Data tied to figure images:
┏━━
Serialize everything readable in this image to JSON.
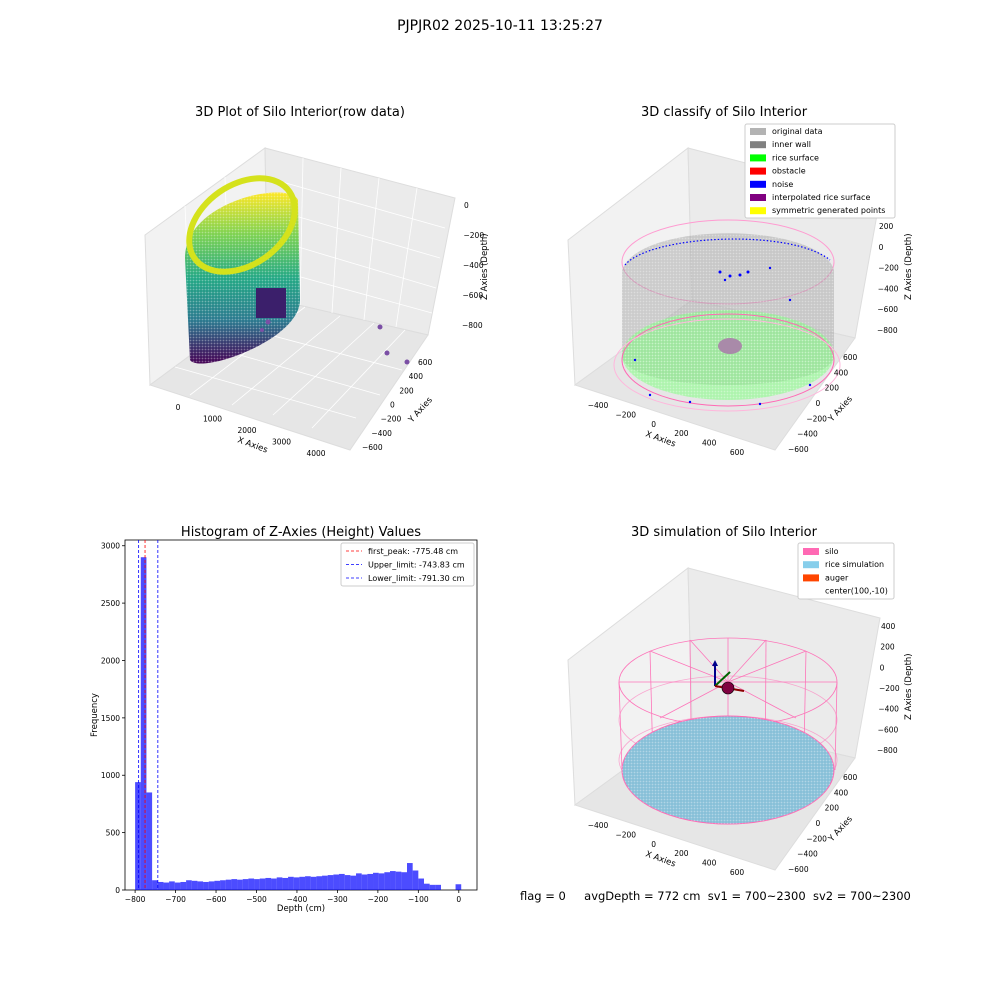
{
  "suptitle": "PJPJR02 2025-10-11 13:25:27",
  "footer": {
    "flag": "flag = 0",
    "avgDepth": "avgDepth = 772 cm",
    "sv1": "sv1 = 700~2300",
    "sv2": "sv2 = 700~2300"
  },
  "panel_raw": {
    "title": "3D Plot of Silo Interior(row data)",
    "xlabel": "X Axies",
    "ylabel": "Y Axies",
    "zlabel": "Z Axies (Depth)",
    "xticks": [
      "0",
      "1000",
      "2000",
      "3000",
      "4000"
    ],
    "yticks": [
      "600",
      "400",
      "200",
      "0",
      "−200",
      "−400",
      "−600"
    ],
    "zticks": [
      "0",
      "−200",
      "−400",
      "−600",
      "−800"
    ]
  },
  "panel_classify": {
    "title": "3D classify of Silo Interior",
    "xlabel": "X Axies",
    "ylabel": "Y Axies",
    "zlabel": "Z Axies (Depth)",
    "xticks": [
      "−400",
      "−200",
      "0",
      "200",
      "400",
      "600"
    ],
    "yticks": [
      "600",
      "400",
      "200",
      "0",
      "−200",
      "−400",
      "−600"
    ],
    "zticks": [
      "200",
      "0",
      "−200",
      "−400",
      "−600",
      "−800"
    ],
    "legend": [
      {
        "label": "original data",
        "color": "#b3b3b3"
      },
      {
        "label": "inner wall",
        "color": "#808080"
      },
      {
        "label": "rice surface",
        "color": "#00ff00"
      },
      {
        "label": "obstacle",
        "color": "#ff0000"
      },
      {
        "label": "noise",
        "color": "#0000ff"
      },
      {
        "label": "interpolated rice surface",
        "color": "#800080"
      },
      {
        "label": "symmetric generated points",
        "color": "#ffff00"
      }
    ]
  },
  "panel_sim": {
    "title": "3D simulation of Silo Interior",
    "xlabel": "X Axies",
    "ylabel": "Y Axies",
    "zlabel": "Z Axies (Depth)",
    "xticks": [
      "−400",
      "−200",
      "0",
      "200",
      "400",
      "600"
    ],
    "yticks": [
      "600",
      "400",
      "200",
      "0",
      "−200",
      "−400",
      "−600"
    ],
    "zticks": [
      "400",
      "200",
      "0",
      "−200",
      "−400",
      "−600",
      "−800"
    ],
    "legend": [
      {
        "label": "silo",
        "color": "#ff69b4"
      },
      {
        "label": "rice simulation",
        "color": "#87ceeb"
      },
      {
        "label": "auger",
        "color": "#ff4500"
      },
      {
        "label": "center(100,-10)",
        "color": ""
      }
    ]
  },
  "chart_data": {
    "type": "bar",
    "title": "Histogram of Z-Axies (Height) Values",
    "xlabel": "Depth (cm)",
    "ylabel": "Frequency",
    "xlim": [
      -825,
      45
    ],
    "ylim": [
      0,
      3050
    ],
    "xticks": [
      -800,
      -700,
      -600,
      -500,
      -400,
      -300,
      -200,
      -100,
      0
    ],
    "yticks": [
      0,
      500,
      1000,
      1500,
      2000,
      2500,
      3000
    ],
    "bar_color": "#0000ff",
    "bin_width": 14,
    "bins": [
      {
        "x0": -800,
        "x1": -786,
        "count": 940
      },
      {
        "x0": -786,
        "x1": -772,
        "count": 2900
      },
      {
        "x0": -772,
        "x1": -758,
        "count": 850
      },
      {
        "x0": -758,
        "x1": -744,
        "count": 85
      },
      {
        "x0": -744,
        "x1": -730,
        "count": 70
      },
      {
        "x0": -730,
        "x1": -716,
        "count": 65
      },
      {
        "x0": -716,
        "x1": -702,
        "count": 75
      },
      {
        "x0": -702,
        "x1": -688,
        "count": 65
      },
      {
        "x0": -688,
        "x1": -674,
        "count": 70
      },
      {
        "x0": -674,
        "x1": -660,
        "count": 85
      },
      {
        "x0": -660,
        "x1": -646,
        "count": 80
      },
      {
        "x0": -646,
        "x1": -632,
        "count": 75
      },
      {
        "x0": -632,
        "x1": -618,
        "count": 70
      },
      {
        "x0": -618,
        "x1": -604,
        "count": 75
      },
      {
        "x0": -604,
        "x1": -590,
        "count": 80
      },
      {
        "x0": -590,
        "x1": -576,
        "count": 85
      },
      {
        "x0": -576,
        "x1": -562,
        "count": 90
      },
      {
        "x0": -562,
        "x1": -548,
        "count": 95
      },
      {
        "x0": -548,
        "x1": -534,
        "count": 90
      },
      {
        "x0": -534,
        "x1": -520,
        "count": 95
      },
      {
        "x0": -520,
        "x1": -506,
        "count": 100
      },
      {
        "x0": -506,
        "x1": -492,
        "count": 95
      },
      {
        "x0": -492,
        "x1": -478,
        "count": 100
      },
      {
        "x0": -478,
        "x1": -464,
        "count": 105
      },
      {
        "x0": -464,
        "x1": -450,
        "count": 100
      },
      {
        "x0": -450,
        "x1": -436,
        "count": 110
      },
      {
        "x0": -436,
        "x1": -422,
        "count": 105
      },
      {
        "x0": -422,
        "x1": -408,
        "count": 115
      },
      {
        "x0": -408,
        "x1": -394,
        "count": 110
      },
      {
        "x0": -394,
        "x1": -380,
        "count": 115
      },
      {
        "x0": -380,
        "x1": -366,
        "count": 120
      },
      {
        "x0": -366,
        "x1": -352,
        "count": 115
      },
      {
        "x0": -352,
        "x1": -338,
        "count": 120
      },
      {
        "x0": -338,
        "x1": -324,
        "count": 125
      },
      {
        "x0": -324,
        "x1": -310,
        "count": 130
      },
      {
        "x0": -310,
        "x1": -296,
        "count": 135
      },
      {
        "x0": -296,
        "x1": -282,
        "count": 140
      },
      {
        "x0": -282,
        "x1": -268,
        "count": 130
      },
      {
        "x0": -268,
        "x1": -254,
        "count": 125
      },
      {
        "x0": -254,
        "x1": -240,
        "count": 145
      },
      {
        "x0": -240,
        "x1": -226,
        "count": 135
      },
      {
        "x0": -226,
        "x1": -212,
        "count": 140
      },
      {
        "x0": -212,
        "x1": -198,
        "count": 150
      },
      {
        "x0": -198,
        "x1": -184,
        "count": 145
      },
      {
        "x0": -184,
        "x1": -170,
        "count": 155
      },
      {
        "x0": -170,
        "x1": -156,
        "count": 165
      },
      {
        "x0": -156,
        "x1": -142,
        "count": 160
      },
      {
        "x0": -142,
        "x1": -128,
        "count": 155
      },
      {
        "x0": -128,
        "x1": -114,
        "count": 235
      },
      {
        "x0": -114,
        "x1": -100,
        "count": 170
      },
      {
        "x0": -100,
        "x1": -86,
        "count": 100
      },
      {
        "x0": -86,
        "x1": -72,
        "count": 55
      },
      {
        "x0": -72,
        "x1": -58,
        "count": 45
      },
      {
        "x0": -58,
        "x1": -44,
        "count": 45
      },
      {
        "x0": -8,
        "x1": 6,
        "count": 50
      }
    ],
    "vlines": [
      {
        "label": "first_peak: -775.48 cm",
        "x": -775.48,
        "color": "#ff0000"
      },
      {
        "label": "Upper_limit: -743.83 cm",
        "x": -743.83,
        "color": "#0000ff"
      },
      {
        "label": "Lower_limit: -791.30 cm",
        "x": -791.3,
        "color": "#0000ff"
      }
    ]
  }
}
┗━━
◆ **WRITTEN REQUEST**: From the material above, reproduce everything verbatim except the pictures.

◆ **EXERCISE OUTPUT**:
Serialize everything readable in this image to JSON.
{
  "suptitle": "PJPJR02 2025-10-11 13:25:27",
  "footer": {
    "flag": "flag = 0",
    "avgDepth": "avgDepth = 772 cm",
    "sv1": "sv1 = 700~2300",
    "sv2": "sv2 = 700~2300"
  },
  "panel_raw": {
    "title": "3D Plot of Silo Interior(row data)",
    "xlabel": "X Axies",
    "ylabel": "Y Axies",
    "zlabel": "Z Axies (Depth)",
    "xticks": [
      "0",
      "1000",
      "2000",
      "3000",
      "4000"
    ],
    "yticks": [
      "600",
      "400",
      "200",
      "0",
      "−200",
      "−400",
      "−600"
    ],
    "zticks": [
      "0",
      "−200",
      "−400",
      "−600",
      "−800"
    ]
  },
  "panel_classify": {
    "title": "3D classify of Silo Interior",
    "xlabel": "X Axies",
    "ylabel": "Y Axies",
    "zlabel": "Z Axies (Depth)",
    "xticks": [
      "−400",
      "−200",
      "0",
      "200",
      "400",
      "600"
    ],
    "yticks": [
      "600",
      "400",
      "200",
      "0",
      "−200",
      "−400",
      "−600"
    ],
    "zticks": [
      "200",
      "0",
      "−200",
      "−400",
      "−600",
      "−800"
    ],
    "legend": [
      {
        "label": "original data",
        "color": "#b3b3b3"
      },
      {
        "label": "inner wall",
        "color": "#808080"
      },
      {
        "label": "rice surface",
        "color": "#00ff00"
      },
      {
        "label": "obstacle",
        "color": "#ff0000"
      },
      {
        "label": "noise",
        "color": "#0000ff"
      },
      {
        "label": "interpolated rice surface",
        "color": "#800080"
      },
      {
        "label": "symmetric generated points",
        "color": "#ffff00"
      }
    ]
  },
  "panel_sim": {
    "title": "3D simulation of Silo Interior",
    "xlabel": "X Axies",
    "ylabel": "Y Axies",
    "zlabel": "Z Axies (Depth)",
    "xticks": [
      "−400",
      "−200",
      "0",
      "200",
      "400",
      "600"
    ],
    "yticks": [
      "600",
      "400",
      "200",
      "0",
      "−200",
      "−400",
      "−600"
    ],
    "zticks": [
      "400",
      "200",
      "0",
      "−200",
      "−400",
      "−600",
      "−800"
    ],
    "legend": [
      {
        "label": "silo",
        "color": "#ff69b4"
      },
      {
        "label": "rice simulation",
        "color": "#87ceeb"
      },
      {
        "label": "auger",
        "color": "#ff4500"
      },
      {
        "label": "center(100,-10)",
        "color": ""
      }
    ]
  },
  "chart_data": {
    "type": "bar",
    "title": "Histogram of Z-Axies (Height) Values",
    "xlabel": "Depth (cm)",
    "ylabel": "Frequency",
    "xlim": [
      -825,
      45
    ],
    "ylim": [
      0,
      3050
    ],
    "xticks": [
      -800,
      -700,
      -600,
      -500,
      -400,
      -300,
      -200,
      -100,
      0
    ],
    "yticks": [
      0,
      500,
      1000,
      1500,
      2000,
      2500,
      3000
    ],
    "bar_color": "#0000ff",
    "bin_width": 14,
    "bins": [
      {
        "x0": -800,
        "x1": -786,
        "count": 940
      },
      {
        "x0": -786,
        "x1": -772,
        "count": 2900
      },
      {
        "x0": -772,
        "x1": -758,
        "count": 850
      },
      {
        "x0": -758,
        "x1": -744,
        "count": 85
      },
      {
        "x0": -744,
        "x1": -730,
        "count": 70
      },
      {
        "x0": -730,
        "x1": -716,
        "count": 65
      },
      {
        "x0": -716,
        "x1": -702,
        "count": 75
      },
      {
        "x0": -702,
        "x1": -688,
        "count": 65
      },
      {
        "x0": -688,
        "x1": -674,
        "count": 70
      },
      {
        "x0": -674,
        "x1": -660,
        "count": 85
      },
      {
        "x0": -660,
        "x1": -646,
        "count": 80
      },
      {
        "x0": -646,
        "x1": -632,
        "count": 75
      },
      {
        "x0": -632,
        "x1": -618,
        "count": 70
      },
      {
        "x0": -618,
        "x1": -604,
        "count": 75
      },
      {
        "x0": -604,
        "x1": -590,
        "count": 80
      },
      {
        "x0": -590,
        "x1": -576,
        "count": 85
      },
      {
        "x0": -576,
        "x1": -562,
        "count": 90
      },
      {
        "x0": -562,
        "x1": -548,
        "count": 95
      },
      {
        "x0": -548,
        "x1": -534,
        "count": 90
      },
      {
        "x0": -534,
        "x1": -520,
        "count": 95
      },
      {
        "x0": -520,
        "x1": -506,
        "count": 100
      },
      {
        "x0": -506,
        "x1": -492,
        "count": 95
      },
      {
        "x0": -492,
        "x1": -478,
        "count": 100
      },
      {
        "x0": -478,
        "x1": -464,
        "count": 105
      },
      {
        "x0": -464,
        "x1": -450,
        "count": 100
      },
      {
        "x0": -450,
        "x1": -436,
        "count": 110
      },
      {
        "x0": -436,
        "x1": -422,
        "count": 105
      },
      {
        "x0": -422,
        "x1": -408,
        "count": 115
      },
      {
        "x0": -408,
        "x1": -394,
        "count": 110
      },
      {
        "x0": -394,
        "x1": -380,
        "count": 115
      },
      {
        "x0": -380,
        "x1": -366,
        "count": 120
      },
      {
        "x0": -366,
        "x1": -352,
        "count": 115
      },
      {
        "x0": -352,
        "x1": -338,
        "count": 120
      },
      {
        "x0": -338,
        "x1": -324,
        "count": 125
      },
      {
        "x0": -324,
        "x1": -310,
        "count": 130
      },
      {
        "x0": -310,
        "x1": -296,
        "count": 135
      },
      {
        "x0": -296,
        "x1": -282,
        "count": 140
      },
      {
        "x0": -282,
        "x1": -268,
        "count": 130
      },
      {
        "x0": -268,
        "x1": -254,
        "count": 125
      },
      {
        "x0": -254,
        "x1": -240,
        "count": 145
      },
      {
        "x0": -240,
        "x1": -226,
        "count": 135
      },
      {
        "x0": -226,
        "x1": -212,
        "count": 140
      },
      {
        "x0": -212,
        "x1": -198,
        "count": 150
      },
      {
        "x0": -198,
        "x1": -184,
        "count": 145
      },
      {
        "x0": -184,
        "x1": -170,
        "count": 155
      },
      {
        "x0": -170,
        "x1": -156,
        "count": 165
      },
      {
        "x0": -156,
        "x1": -142,
        "count": 160
      },
      {
        "x0": -142,
        "x1": -128,
        "count": 155
      },
      {
        "x0": -128,
        "x1": -114,
        "count": 235
      },
      {
        "x0": -114,
        "x1": -100,
        "count": 170
      },
      {
        "x0": -100,
        "x1": -86,
        "count": 100
      },
      {
        "x0": -86,
        "x1": -72,
        "count": 55
      },
      {
        "x0": -72,
        "x1": -58,
        "count": 45
      },
      {
        "x0": -58,
        "x1": -44,
        "count": 45
      },
      {
        "x0": -8,
        "x1": 6,
        "count": 50
      }
    ],
    "vlines": [
      {
        "label": "first_peak: -775.48 cm",
        "x": -775.48,
        "color": "#ff0000"
      },
      {
        "label": "Upper_limit: -743.83 cm",
        "x": -743.83,
        "color": "#0000ff"
      },
      {
        "label": "Lower_limit: -791.30 cm",
        "x": -791.3,
        "color": "#0000ff"
      }
    ]
  }
}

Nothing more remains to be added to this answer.